*What you need to do*
Reproduce the material word for word; the images stay out.

*Rows*
--*--
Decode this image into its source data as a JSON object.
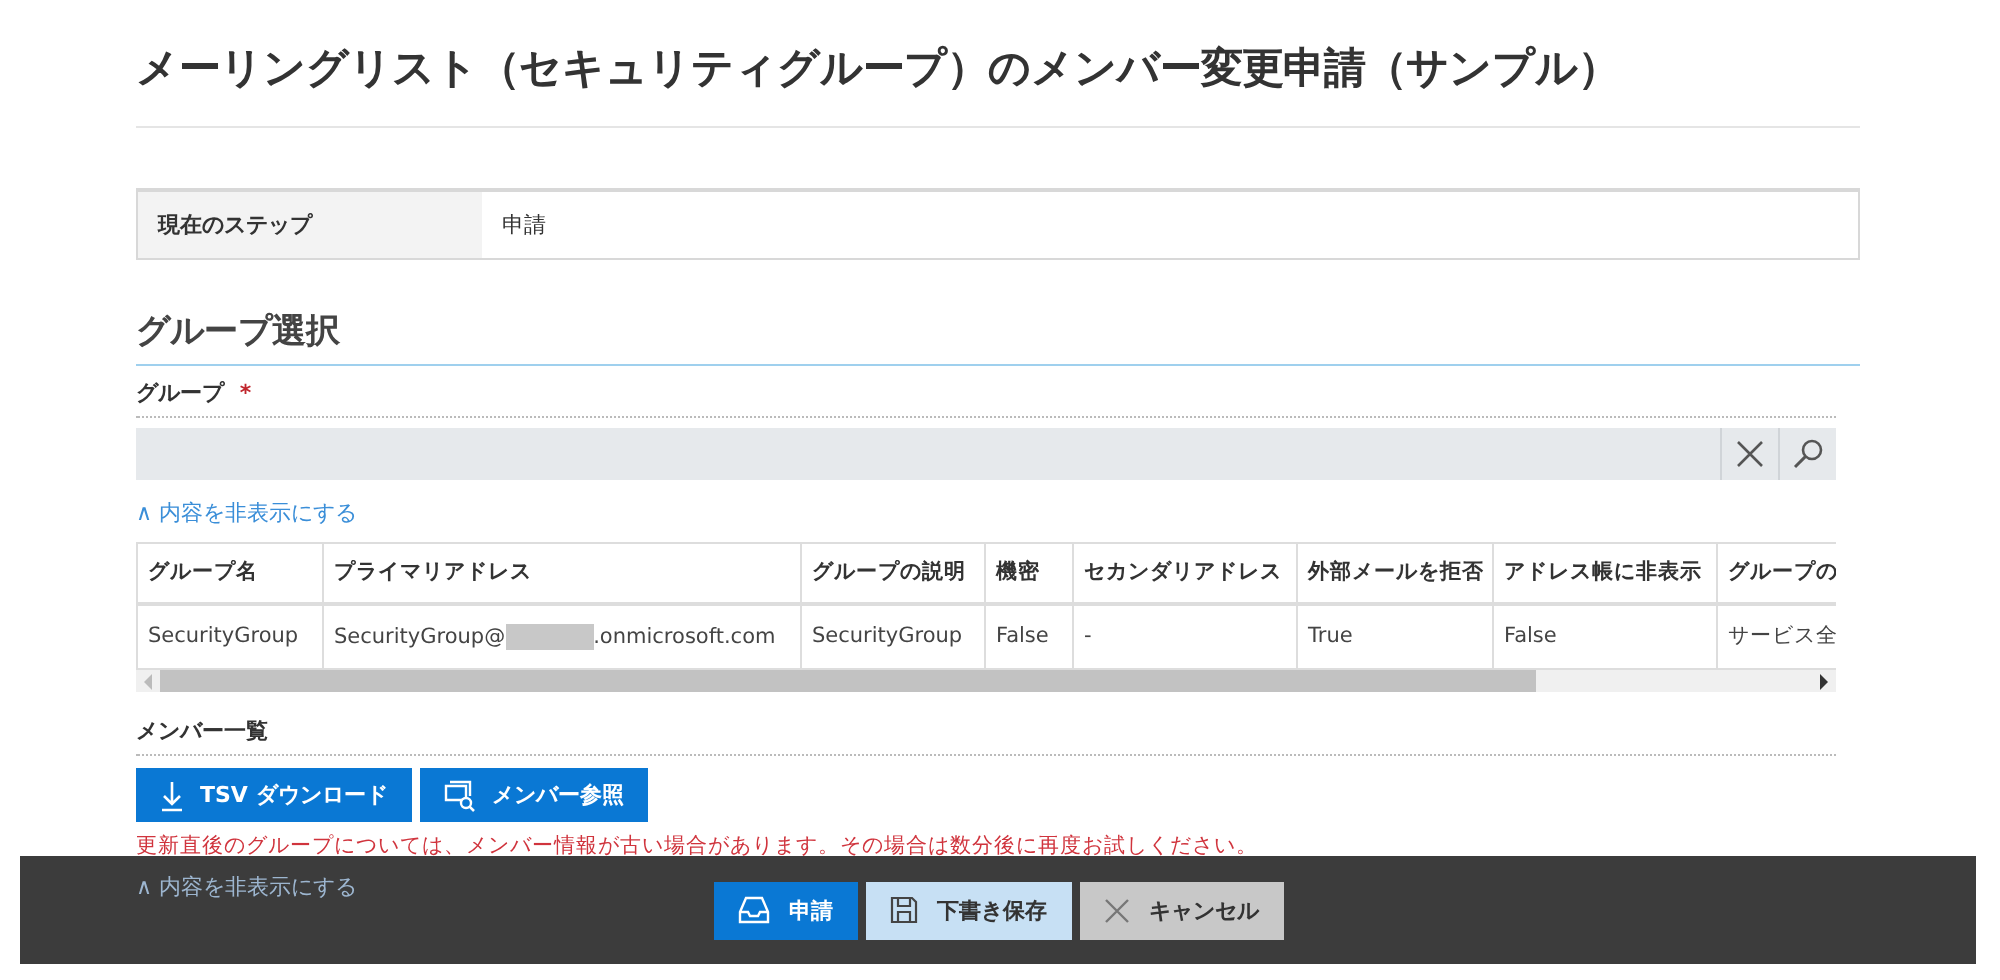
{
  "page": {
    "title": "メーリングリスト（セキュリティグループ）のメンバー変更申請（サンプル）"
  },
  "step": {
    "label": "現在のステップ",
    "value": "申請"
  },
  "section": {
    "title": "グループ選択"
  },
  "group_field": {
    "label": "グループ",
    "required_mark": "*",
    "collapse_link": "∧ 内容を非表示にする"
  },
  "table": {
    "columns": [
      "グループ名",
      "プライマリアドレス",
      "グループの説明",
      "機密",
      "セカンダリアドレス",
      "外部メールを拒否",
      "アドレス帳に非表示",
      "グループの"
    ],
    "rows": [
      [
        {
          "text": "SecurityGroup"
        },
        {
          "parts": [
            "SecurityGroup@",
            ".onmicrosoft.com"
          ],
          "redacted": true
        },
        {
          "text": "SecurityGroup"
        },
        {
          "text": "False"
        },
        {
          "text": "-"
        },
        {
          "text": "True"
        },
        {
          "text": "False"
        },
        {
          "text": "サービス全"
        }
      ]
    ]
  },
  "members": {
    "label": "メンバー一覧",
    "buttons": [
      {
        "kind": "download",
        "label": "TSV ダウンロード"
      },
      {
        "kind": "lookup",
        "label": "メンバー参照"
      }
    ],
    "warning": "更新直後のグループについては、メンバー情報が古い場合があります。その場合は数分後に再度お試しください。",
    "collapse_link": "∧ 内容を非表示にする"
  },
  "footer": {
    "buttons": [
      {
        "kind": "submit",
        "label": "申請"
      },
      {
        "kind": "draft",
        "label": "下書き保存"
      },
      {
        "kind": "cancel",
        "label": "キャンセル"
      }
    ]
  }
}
--*--
*Output for this exercise*
Decode this image into its source data as a JSON object.
{
  "page": {
    "title": "メーリングリスト（セキュリティグループ）のメンバー変更申請（サンプル）"
  },
  "step": {
    "label": "現在のステップ",
    "value": "申請"
  },
  "section": {
    "title": "グループ選択"
  },
  "group_field": {
    "label": "グループ",
    "required_mark": "*",
    "collapse_link": "∧ 内容を非表示にする"
  },
  "table": {
    "columns": [
      "グループ名",
      "プライマリアドレス",
      "グループの説明",
      "機密",
      "セカンダリアドレス",
      "外部メールを拒否",
      "アドレス帳に非表示",
      "グループの"
    ],
    "rows": [
      [
        {
          "text": "SecurityGroup"
        },
        {
          "parts": [
            "SecurityGroup@",
            ".onmicrosoft.com"
          ],
          "redacted": true
        },
        {
          "text": "SecurityGroup"
        },
        {
          "text": "False"
        },
        {
          "text": "-"
        },
        {
          "text": "True"
        },
        {
          "text": "False"
        },
        {
          "text": "サービス全"
        }
      ]
    ]
  },
  "members": {
    "label": "メンバー一覧",
    "buttons": [
      {
        "kind": "download",
        "label": "TSV ダウンロード"
      },
      {
        "kind": "lookup",
        "label": "メンバー参照"
      }
    ],
    "warning": "更新直後のグループについては、メンバー情報が古い場合があります。その場合は数分後に再度お試しください。",
    "collapse_link": "∧ 内容を非表示にする"
  },
  "footer": {
    "buttons": [
      {
        "kind": "submit",
        "label": "申請"
      },
      {
        "kind": "draft",
        "label": "下書き保存"
      },
      {
        "kind": "cancel",
        "label": "キャンセル"
      }
    ]
  }
}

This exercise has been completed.